Start of Records for this exercise

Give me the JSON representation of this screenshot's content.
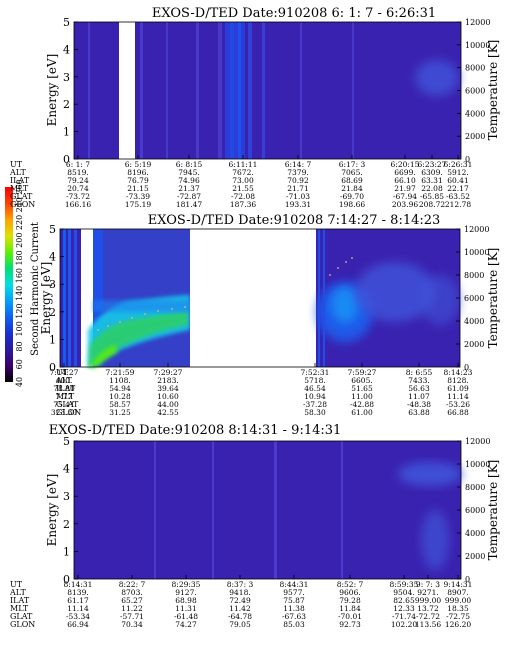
{
  "colorbar": {
    "label": "Second Harmonic Current",
    "ticks": [
      "40",
      "60",
      "80",
      "100",
      "120",
      "140",
      "160",
      "180",
      "200",
      "220",
      "240",
      "260"
    ],
    "gradient": [
      "#000000",
      "#3a006a",
      "#2a1aa0",
      "#1a2fd0",
      "#1060f0",
      "#00a0ff",
      "#00e0e0",
      "#00e070",
      "#60f000",
      "#e0e000",
      "#ffa000",
      "#ff4000",
      "#ff0000"
    ]
  },
  "colors": {
    "background": "#3a22b0",
    "texture": "#4b3ccf",
    "bright_blue": "#1f4fe6",
    "cyan": "#18c8e8",
    "green": "#2fd060",
    "temperature_marker": "#d8c070"
  },
  "chart_data": [
    {
      "type": "heatmap",
      "title": "EXOS-D/TED   Date:910208  6: 1: 7 - 6:26:31",
      "ylabel": "Energy [eV]",
      "y2label": "Temperature [K]",
      "ylim": [
        0,
        5
      ],
      "y2lim": [
        0,
        12000
      ],
      "yticks": [
        "0",
        "1",
        "2",
        "3",
        "4",
        "5"
      ],
      "y2ticks": [
        "0",
        "2000",
        "4000",
        "6000",
        "8000",
        "10000",
        "12000"
      ],
      "ephemeris": {
        "labels": [
          "UT",
          "ALT",
          "ILAT",
          "MLT",
          "GLAT",
          "GLON"
        ],
        "columns": [
          [
            "6: 1: 7",
            "8519.",
            "79.24",
            "20.74",
            "-73.72",
            "166.16"
          ],
          [
            "6: 5:19",
            "8196.",
            "76.79",
            "21.15",
            "-73.39",
            "175.19"
          ],
          [
            "6: 8:15",
            "7945.",
            "74.96",
            "21.37",
            "-72.87",
            "181.47"
          ],
          [
            "6:11:11",
            "7672.",
            "73.00",
            "21.55",
            "-72.08",
            "187.36"
          ],
          [
            "6:14: 7",
            "7379.",
            "70.92",
            "21.71",
            "-71.03",
            "193.31"
          ],
          [
            "6:17: 3",
            "7065.",
            "68.69",
            "21.84",
            "-69.70",
            "198.66"
          ],
          [
            "6:20:15",
            "6699.",
            "66.10",
            "21.97",
            "-67.94",
            "203.96"
          ],
          [
            "6:23:27",
            "6309.",
            "63.31",
            "22.08",
            "-65.85",
            "208.72"
          ],
          [
            "6:26:31",
            "5912.",
            "60.41",
            "22.17",
            "-63.52",
            "212.78"
          ]
        ]
      }
    },
    {
      "type": "heatmap",
      "title": "EXOS-D/TED   Date:910208  7:14:27 - 8:14:23",
      "ylabel": "Energy [eV]",
      "y2label": "Temperature [K]",
      "ylim": [
        0,
        5
      ],
      "y2lim": [
        0,
        12000
      ],
      "yticks": [
        "0",
        "1",
        "2",
        "3",
        "4",
        "5"
      ],
      "y2ticks": [
        "0",
        "2000",
        "4000",
        "6000",
        "8000",
        "10000",
        "12000"
      ],
      "ephemeris": {
        "labels": [
          "UT",
          "ALT",
          "ILAT",
          "MLT",
          "GLAT",
          "GLON"
        ],
        "columns": [
          [
            "7:14:27",
            "400.",
            "78.80",
            "7.77",
            "75.41",
            "323.30"
          ],
          [
            "7:21:59",
            "1108.",
            "54.94",
            "10.28",
            "58.57",
            "31.25"
          ],
          [
            "7:29:27",
            "2183.",
            "39.64",
            "10.60",
            "44.00",
            "42.55"
          ],
          [
            "7:52:31",
            "5718.",
            "46.54",
            "10.94",
            "-37.28",
            "58.30"
          ],
          [
            "7:59:27",
            "6605.",
            "51.65",
            "11.00",
            "-42.88",
            "61.00"
          ],
          [
            "8: 6:55",
            "7433.",
            "56.63",
            "11.07",
            "-48.38",
            "63.88"
          ],
          [
            "8:14:23",
            "8128.",
            "61.09",
            "11.14",
            "-53.26",
            "66.88"
          ]
        ]
      }
    },
    {
      "type": "heatmap",
      "title": "EXOS-D/TED   Date:910208  8:14:31 - 9:14:31",
      "ylabel": "Energy [eV]",
      "y2label": "Temperature [K]",
      "ylim": [
        0,
        5
      ],
      "y2lim": [
        0,
        12000
      ],
      "yticks": [
        "0",
        "1",
        "2",
        "3",
        "4",
        "5"
      ],
      "y2ticks": [
        "0",
        "2000",
        "4000",
        "6000",
        "8000",
        "10000",
        "12000"
      ],
      "ephemeris": {
        "labels": [
          "UT",
          "ALT",
          "ILAT",
          "MLT",
          "GLAT",
          "GLON"
        ],
        "columns": [
          [
            "8:14:31",
            "8139.",
            "61.17",
            "11.14",
            "-53.34",
            "66.94"
          ],
          [
            "8:22: 7",
            "8703.",
            "65.27",
            "11.22",
            "-57.71",
            "70.34"
          ],
          [
            "8:29:35",
            "9127.",
            "68.98",
            "11.31",
            "-61.48",
            "74.27"
          ],
          [
            "8:37: 3",
            "9418.",
            "72.49",
            "11.42",
            "-64.78",
            "79.05"
          ],
          [
            "8:44:31",
            "9577.",
            "75.87",
            "11.38",
            "-67.63",
            "85.03"
          ],
          [
            "8:52: 7",
            "9606.",
            "79.28",
            "11.84",
            "-70.01",
            "92.73"
          ],
          [
            "8:59:35",
            "9504.",
            "82.65",
            "12.33",
            "-71.74",
            "102.20"
          ],
          [
            "9: 7: 3",
            "9271.",
            "999.00",
            "13.72",
            "-72.72",
            "113.56"
          ],
          [
            "9:14:31",
            "8907.",
            "999.00",
            "18.35",
            "-72.75",
            "126.20"
          ]
        ]
      }
    }
  ]
}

End of Records for this exercise

* _Work to be completed_
Restate the listing above word for word, and skip the pictures.

* _Expected answer_
Give me the JSON representation of this screenshot's content.
{
  "colorbar": {
    "label": "Second Harmonic Current",
    "ticks": [
      "40",
      "60",
      "80",
      "100",
      "120",
      "140",
      "160",
      "180",
      "200",
      "220",
      "240",
      "260"
    ],
    "gradient": [
      "#000000",
      "#3a006a",
      "#2a1aa0",
      "#1a2fd0",
      "#1060f0",
      "#00a0ff",
      "#00e0e0",
      "#00e070",
      "#60f000",
      "#e0e000",
      "#ffa000",
      "#ff4000",
      "#ff0000"
    ]
  },
  "colors": {
    "background": "#3a22b0",
    "texture": "#4b3ccf",
    "bright_blue": "#1f4fe6",
    "cyan": "#18c8e8",
    "green": "#2fd060",
    "temperature_marker": "#d8c070"
  },
  "chart_data": [
    {
      "type": "heatmap",
      "title": "EXOS-D/TED   Date:910208  6: 1: 7 - 6:26:31",
      "ylabel": "Energy [eV]",
      "y2label": "Temperature [K]",
      "ylim": [
        0,
        5
      ],
      "y2lim": [
        0,
        12000
      ],
      "yticks": [
        "0",
        "1",
        "2",
        "3",
        "4",
        "5"
      ],
      "y2ticks": [
        "0",
        "2000",
        "4000",
        "6000",
        "8000",
        "10000",
        "12000"
      ],
      "ephemeris": {
        "labels": [
          "UT",
          "ALT",
          "ILAT",
          "MLT",
          "GLAT",
          "GLON"
        ],
        "columns": [
          [
            "6: 1: 7",
            "8519.",
            "79.24",
            "20.74",
            "-73.72",
            "166.16"
          ],
          [
            "6: 5:19",
            "8196.",
            "76.79",
            "21.15",
            "-73.39",
            "175.19"
          ],
          [
            "6: 8:15",
            "7945.",
            "74.96",
            "21.37",
            "-72.87",
            "181.47"
          ],
          [
            "6:11:11",
            "7672.",
            "73.00",
            "21.55",
            "-72.08",
            "187.36"
          ],
          [
            "6:14: 7",
            "7379.",
            "70.92",
            "21.71",
            "-71.03",
            "193.31"
          ],
          [
            "6:17: 3",
            "7065.",
            "68.69",
            "21.84",
            "-69.70",
            "198.66"
          ],
          [
            "6:20:15",
            "6699.",
            "66.10",
            "21.97",
            "-67.94",
            "203.96"
          ],
          [
            "6:23:27",
            "6309.",
            "63.31",
            "22.08",
            "-65.85",
            "208.72"
          ],
          [
            "6:26:31",
            "5912.",
            "60.41",
            "22.17",
            "-63.52",
            "212.78"
          ]
        ]
      }
    },
    {
      "type": "heatmap",
      "title": "EXOS-D/TED   Date:910208  7:14:27 - 8:14:23",
      "ylabel": "Energy [eV]",
      "y2label": "Temperature [K]",
      "ylim": [
        0,
        5
      ],
      "y2lim": [
        0,
        12000
      ],
      "yticks": [
        "0",
        "1",
        "2",
        "3",
        "4",
        "5"
      ],
      "y2ticks": [
        "0",
        "2000",
        "4000",
        "6000",
        "8000",
        "10000",
        "12000"
      ],
      "ephemeris": {
        "labels": [
          "UT",
          "ALT",
          "ILAT",
          "MLT",
          "GLAT",
          "GLON"
        ],
        "columns": [
          [
            "7:14:27",
            "400.",
            "78.80",
            "7.77",
            "75.41",
            "323.30"
          ],
          [
            "7:21:59",
            "1108.",
            "54.94",
            "10.28",
            "58.57",
            "31.25"
          ],
          [
            "7:29:27",
            "2183.",
            "39.64",
            "10.60",
            "44.00",
            "42.55"
          ],
          [
            "7:52:31",
            "5718.",
            "46.54",
            "10.94",
            "-37.28",
            "58.30"
          ],
          [
            "7:59:27",
            "6605.",
            "51.65",
            "11.00",
            "-42.88",
            "61.00"
          ],
          [
            "8: 6:55",
            "7433.",
            "56.63",
            "11.07",
            "-48.38",
            "63.88"
          ],
          [
            "8:14:23",
            "8128.",
            "61.09",
            "11.14",
            "-53.26",
            "66.88"
          ]
        ]
      }
    },
    {
      "type": "heatmap",
      "title": "EXOS-D/TED   Date:910208  8:14:31 - 9:14:31",
      "ylabel": "Energy [eV]",
      "y2label": "Temperature [K]",
      "ylim": [
        0,
        5
      ],
      "y2lim": [
        0,
        12000
      ],
      "yticks": [
        "0",
        "1",
        "2",
        "3",
        "4",
        "5"
      ],
      "y2ticks": [
        "0",
        "2000",
        "4000",
        "6000",
        "8000",
        "10000",
        "12000"
      ],
      "ephemeris": {
        "labels": [
          "UT",
          "ALT",
          "ILAT",
          "MLT",
          "GLAT",
          "GLON"
        ],
        "columns": [
          [
            "8:14:31",
            "8139.",
            "61.17",
            "11.14",
            "-53.34",
            "66.94"
          ],
          [
            "8:22: 7",
            "8703.",
            "65.27",
            "11.22",
            "-57.71",
            "70.34"
          ],
          [
            "8:29:35",
            "9127.",
            "68.98",
            "11.31",
            "-61.48",
            "74.27"
          ],
          [
            "8:37: 3",
            "9418.",
            "72.49",
            "11.42",
            "-64.78",
            "79.05"
          ],
          [
            "8:44:31",
            "9577.",
            "75.87",
            "11.38",
            "-67.63",
            "85.03"
          ],
          [
            "8:52: 7",
            "9606.",
            "79.28",
            "11.84",
            "-70.01",
            "92.73"
          ],
          [
            "8:59:35",
            "9504.",
            "82.65",
            "12.33",
            "-71.74",
            "102.20"
          ],
          [
            "9: 7: 3",
            "9271.",
            "999.00",
            "13.72",
            "-72.72",
            "113.56"
          ],
          [
            "9:14:31",
            "8907.",
            "999.00",
            "18.35",
            "-72.75",
            "126.20"
          ]
        ]
      }
    }
  ]
}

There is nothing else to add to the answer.